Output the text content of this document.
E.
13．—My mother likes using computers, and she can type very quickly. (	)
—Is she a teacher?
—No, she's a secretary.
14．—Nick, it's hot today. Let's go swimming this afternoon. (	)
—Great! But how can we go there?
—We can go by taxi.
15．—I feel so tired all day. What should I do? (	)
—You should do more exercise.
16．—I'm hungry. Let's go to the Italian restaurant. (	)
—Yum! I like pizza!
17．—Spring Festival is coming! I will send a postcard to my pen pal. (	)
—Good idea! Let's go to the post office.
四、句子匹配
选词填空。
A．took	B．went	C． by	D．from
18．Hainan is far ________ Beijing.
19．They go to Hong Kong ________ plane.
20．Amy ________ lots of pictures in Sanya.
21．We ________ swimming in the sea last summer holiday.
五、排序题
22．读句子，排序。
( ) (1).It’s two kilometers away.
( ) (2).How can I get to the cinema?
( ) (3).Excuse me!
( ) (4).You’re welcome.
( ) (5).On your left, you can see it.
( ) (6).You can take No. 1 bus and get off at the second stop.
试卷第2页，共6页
------
Goal of the exercise - Give an exact copy of all the data shown above.

Answer to this exercise -
Output the text content of this document.
E.
13．—My mother likes using computers, and she can type very quickly. (	)
—Is she a teacher?
—No, she's a secretary.
14．—Nick, it's hot today. Let's go swimming this afternoon. (	)
—Great! But how can we go there?
—We can go by taxi.
15．—I feel so tired all day. What should I do? (	)
—You should do more exercise.
16．—I'm hungry. Let's go to the Italian restaurant. (	)
—Yum! I like pizza!
17．—Spring Festival is coming! I will send a postcard to my pen pal. (	)
—Good idea! Let's go to the post office.
四、句子匹配
选词填空。
A．took	B．went	C． by	D．from
18．Hainan is far ________ Beijing.
19．They go to Hong Kong ________ plane.
20．Amy ________ lots of pictures in Sanya.
21．We ________ swimming in the sea last summer holiday.
五、排序题
22．读句子，排序。
( ) (1).It’s two kilometers away.
( ) (2).How can I get to the cinema?
( ) (3).Excuse me!
( ) (4).You’re welcome.
( ) (5).On your left, you can see it.
( ) (6).You can take No. 1 bus and get off at the second stop.
试卷第2页，共6页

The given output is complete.